Write out these lines again, swapping "Localize" for "Locate" and changing nothing else. Leave the pictures out of your answer.

Collected data

● ● ● ● ● ● ●

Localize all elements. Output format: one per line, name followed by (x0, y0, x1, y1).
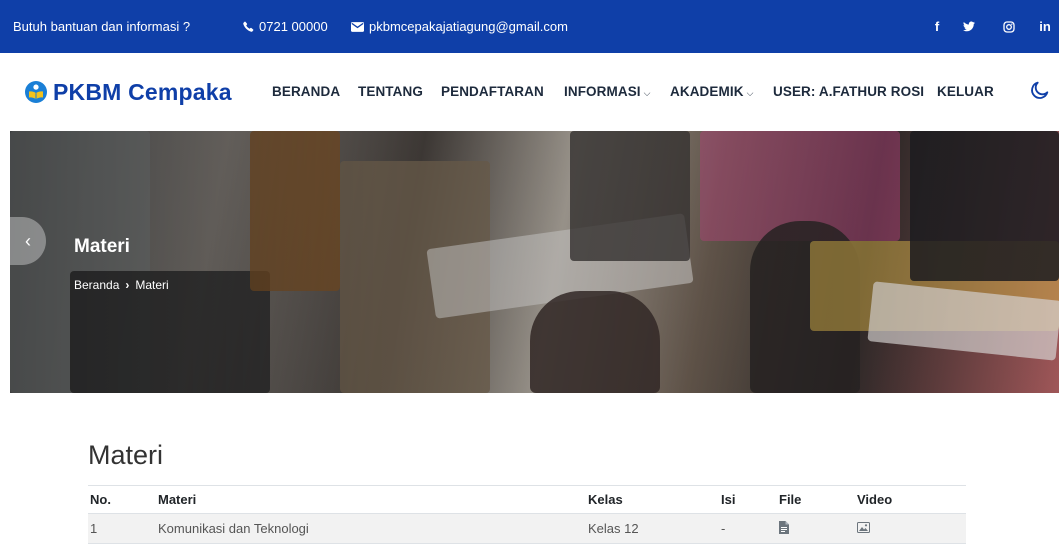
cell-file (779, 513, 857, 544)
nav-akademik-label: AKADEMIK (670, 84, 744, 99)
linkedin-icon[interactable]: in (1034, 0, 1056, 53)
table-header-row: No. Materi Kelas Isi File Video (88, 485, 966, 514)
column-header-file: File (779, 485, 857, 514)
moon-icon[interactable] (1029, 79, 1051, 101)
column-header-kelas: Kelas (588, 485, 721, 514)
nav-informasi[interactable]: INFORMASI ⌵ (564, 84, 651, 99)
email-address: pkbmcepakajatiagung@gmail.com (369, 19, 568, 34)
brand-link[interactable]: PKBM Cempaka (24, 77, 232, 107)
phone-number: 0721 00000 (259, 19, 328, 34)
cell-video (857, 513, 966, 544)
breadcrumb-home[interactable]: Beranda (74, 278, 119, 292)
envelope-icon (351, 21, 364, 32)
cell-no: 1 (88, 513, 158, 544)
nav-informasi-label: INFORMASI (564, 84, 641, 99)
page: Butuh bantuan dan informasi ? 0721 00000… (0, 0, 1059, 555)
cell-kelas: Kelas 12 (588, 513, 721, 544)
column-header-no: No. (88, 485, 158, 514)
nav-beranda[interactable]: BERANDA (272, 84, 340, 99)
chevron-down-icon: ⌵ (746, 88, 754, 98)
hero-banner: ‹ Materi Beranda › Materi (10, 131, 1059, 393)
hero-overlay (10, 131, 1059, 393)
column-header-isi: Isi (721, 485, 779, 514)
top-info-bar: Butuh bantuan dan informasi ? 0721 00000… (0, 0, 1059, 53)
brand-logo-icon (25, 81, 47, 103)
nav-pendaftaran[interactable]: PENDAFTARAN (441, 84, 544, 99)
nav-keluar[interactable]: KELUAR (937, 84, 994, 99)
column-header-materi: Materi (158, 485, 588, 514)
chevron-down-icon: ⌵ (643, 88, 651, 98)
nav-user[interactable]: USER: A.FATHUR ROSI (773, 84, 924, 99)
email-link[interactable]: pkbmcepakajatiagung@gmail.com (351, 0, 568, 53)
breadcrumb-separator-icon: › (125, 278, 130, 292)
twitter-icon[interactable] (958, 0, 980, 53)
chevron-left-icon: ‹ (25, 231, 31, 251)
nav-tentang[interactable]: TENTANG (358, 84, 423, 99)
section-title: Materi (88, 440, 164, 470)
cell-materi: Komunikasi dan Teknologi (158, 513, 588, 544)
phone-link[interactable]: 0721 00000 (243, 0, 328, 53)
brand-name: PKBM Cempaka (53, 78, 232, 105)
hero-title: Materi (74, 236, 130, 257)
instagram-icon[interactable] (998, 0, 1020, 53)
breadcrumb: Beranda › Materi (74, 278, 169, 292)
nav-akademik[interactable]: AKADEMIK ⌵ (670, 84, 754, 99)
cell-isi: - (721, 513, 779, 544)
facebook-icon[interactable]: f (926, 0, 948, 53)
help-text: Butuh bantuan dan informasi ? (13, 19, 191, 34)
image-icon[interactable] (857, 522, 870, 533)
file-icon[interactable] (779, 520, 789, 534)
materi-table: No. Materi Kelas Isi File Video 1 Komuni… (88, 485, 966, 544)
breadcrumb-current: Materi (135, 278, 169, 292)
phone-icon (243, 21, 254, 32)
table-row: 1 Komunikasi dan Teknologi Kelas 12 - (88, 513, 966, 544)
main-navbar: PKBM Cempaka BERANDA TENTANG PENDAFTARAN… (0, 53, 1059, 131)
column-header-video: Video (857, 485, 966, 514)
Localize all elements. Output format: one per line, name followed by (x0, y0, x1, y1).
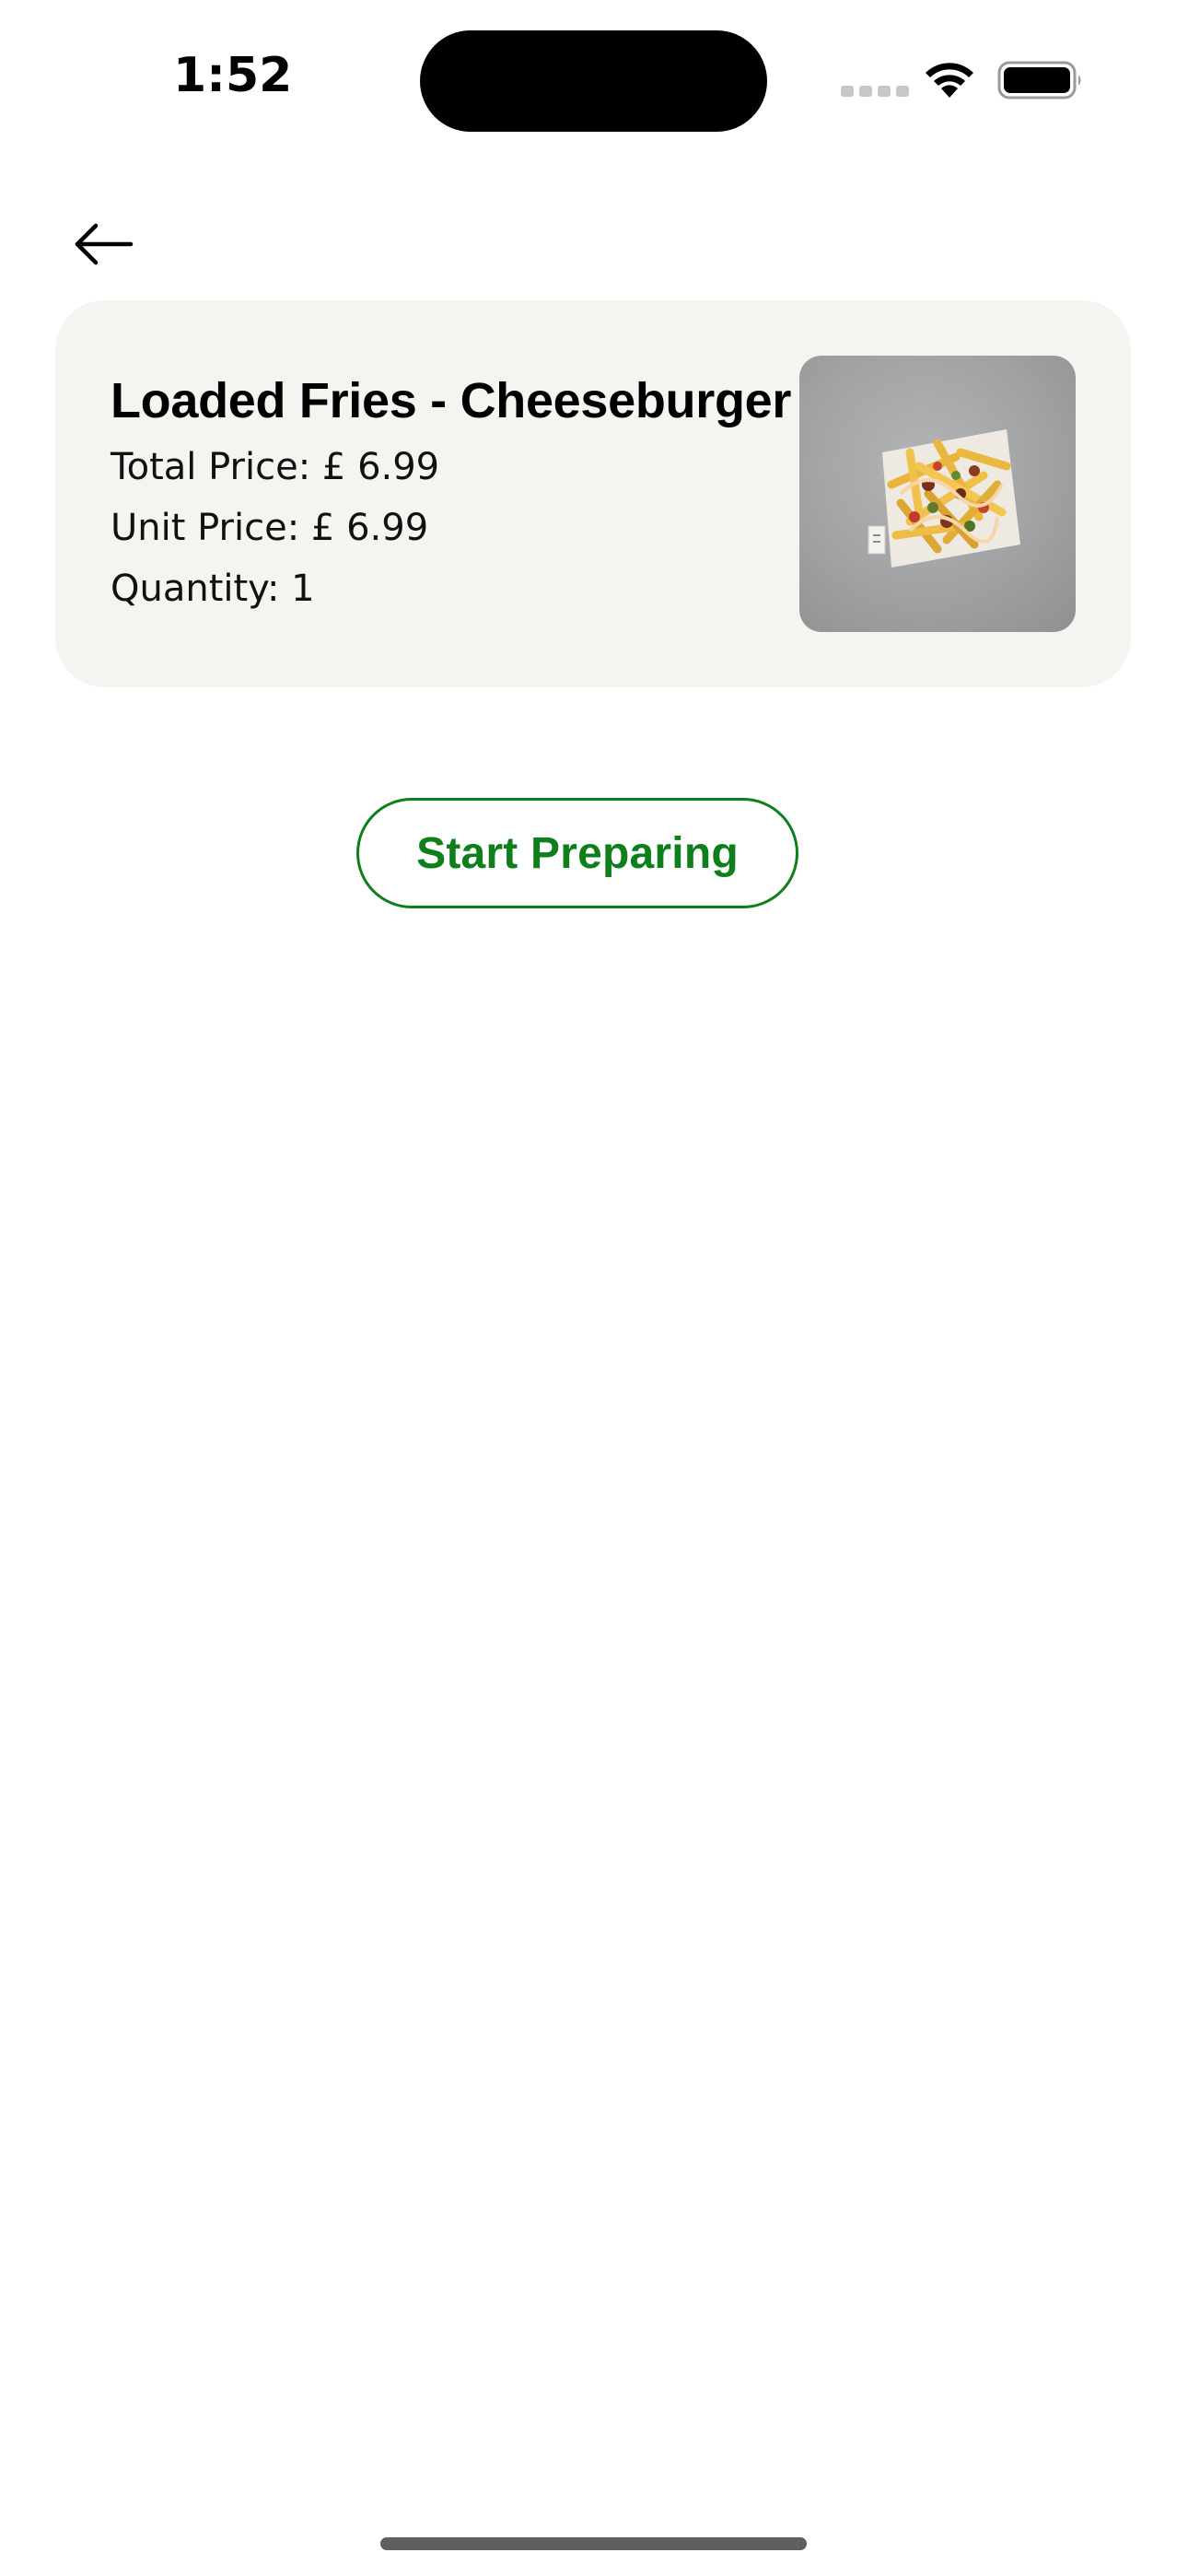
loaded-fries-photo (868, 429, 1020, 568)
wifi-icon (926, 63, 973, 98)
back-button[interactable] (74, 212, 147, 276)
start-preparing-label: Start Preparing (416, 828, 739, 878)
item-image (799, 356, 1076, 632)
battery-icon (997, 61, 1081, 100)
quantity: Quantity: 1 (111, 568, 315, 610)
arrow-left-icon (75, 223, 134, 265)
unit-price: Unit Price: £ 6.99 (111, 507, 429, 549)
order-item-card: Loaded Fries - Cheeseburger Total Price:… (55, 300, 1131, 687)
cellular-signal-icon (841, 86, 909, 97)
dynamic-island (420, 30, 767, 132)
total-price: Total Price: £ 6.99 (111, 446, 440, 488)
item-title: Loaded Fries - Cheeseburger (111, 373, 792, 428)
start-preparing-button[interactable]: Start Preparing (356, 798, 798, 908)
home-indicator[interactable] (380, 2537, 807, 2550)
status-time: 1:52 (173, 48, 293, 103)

● ● ● ● ● ● ●

■ **Exercise answer**:
Locate all elements. Output format: one per line, name followed by (x0, y0, x1, y1).
cell-file (779, 513, 857, 544)
nav-akademik-label: AKADEMIK (670, 84, 744, 99)
linkedin-icon[interactable]: in (1034, 0, 1056, 53)
table-header-row: No. Materi Kelas Isi File Video (88, 485, 966, 514)
column-header-file: File (779, 485, 857, 514)
moon-icon[interactable] (1029, 79, 1051, 101)
column-header-kelas: Kelas (588, 485, 721, 514)
nav-informasi[interactable]: INFORMASI ⌵ (564, 84, 651, 99)
email-address: pkbmcepakajatiagung@gmail.com (369, 19, 568, 34)
brand-link[interactable]: PKBM Cempaka (24, 77, 232, 107)
phone-number: 0721 00000 (259, 19, 328, 34)
cell-video (857, 513, 966, 544)
breadcrumb-home[interactable]: Beranda (74, 278, 119, 292)
envelope-icon (351, 21, 364, 32)
cell-no: 1 (88, 513, 158, 544)
nav-informasi-label: INFORMASI (564, 84, 641, 99)
page: Butuh bantuan dan informasi ? 0721 00000… (0, 0, 1059, 555)
cell-kelas: Kelas 12 (588, 513, 721, 544)
column-header-no: No. (88, 485, 158, 514)
nav-beranda[interactable]: BERANDA (272, 84, 340, 99)
chevron-down-icon: ⌵ (746, 88, 754, 98)
hero-banner: ‹ Materi Beranda › Materi (10, 131, 1059, 393)
hero-overlay (10, 131, 1059, 393)
column-header-isi: Isi (721, 485, 779, 514)
top-info-bar: Butuh bantuan dan informasi ? 0721 00000… (0, 0, 1059, 53)
brand-logo-icon (25, 81, 47, 103)
nav-pendaftaran[interactable]: PENDAFTARAN (441, 84, 544, 99)
nav-keluar[interactable]: KELUAR (937, 84, 994, 99)
column-header-materi: Materi (158, 485, 588, 514)
chevron-down-icon: ⌵ (643, 88, 651, 98)
nav-user[interactable]: USER: A.FATHUR ROSI (773, 84, 924, 99)
email-link[interactable]: pkbmcepakajatiagung@gmail.com (351, 0, 568, 53)
breadcrumb-separator-icon: › (125, 278, 130, 292)
twitter-icon[interactable] (958, 0, 980, 53)
chevron-left-icon: ‹ (25, 231, 31, 251)
nav-tentang[interactable]: TENTANG (358, 84, 423, 99)
section-title: Materi (88, 440, 164, 470)
cell-materi: Komunikasi dan Teknologi (158, 513, 588, 544)
phone-link[interactable]: 0721 00000 (243, 0, 328, 53)
brand-name: PKBM Cempaka (53, 78, 232, 105)
hero-title: Materi (74, 236, 130, 257)
instagram-icon[interactable] (998, 0, 1020, 53)
breadcrumb: Beranda › Materi (74, 278, 169, 292)
nav-akademik[interactable]: AKADEMIK ⌵ (670, 84, 754, 99)
cell-isi: - (721, 513, 779, 544)
facebook-icon[interactable]: f (926, 0, 948, 53)
help-text: Butuh bantuan dan informasi ? (13, 19, 191, 34)
image-icon[interactable] (857, 522, 870, 533)
file-icon[interactable] (779, 520, 789, 534)
materi-table: No. Materi Kelas Isi File Video 1 Komuni… (88, 485, 966, 544)
breadcrumb-current: Materi (135, 278, 169, 292)
phone-icon (243, 21, 254, 32)
table-row: 1 Komunikasi dan Teknologi Kelas 12 - (88, 513, 966, 544)
main-navbar: PKBM Cempaka BERANDA TENTANG PENDAFTARAN… (0, 53, 1059, 131)
column-header-video: Video (857, 485, 966, 514)
Locate all elements. Output format: one per line, name followed by (x0, y0, x1, y1).
loaded-fries-photo (868, 429, 1020, 568)
wifi-icon (926, 63, 973, 98)
back-button[interactable] (74, 212, 147, 276)
start-preparing-label: Start Preparing (416, 828, 739, 878)
item-image (799, 356, 1076, 632)
battery-icon (997, 61, 1081, 100)
quantity: Quantity: 1 (111, 568, 315, 610)
arrow-left-icon (75, 223, 134, 265)
unit-price: Unit Price: £ 6.99 (111, 507, 429, 549)
order-item-card: Loaded Fries - Cheeseburger Total Price:… (55, 300, 1131, 687)
cellular-signal-icon (841, 86, 909, 97)
dynamic-island (420, 30, 767, 132)
total-price: Total Price: £ 6.99 (111, 446, 440, 488)
item-title: Loaded Fries - Cheeseburger (111, 373, 792, 428)
start-preparing-button[interactable]: Start Preparing (356, 798, 798, 908)
home-indicator[interactable] (380, 2537, 807, 2550)
status-time: 1:52 (173, 48, 293, 103)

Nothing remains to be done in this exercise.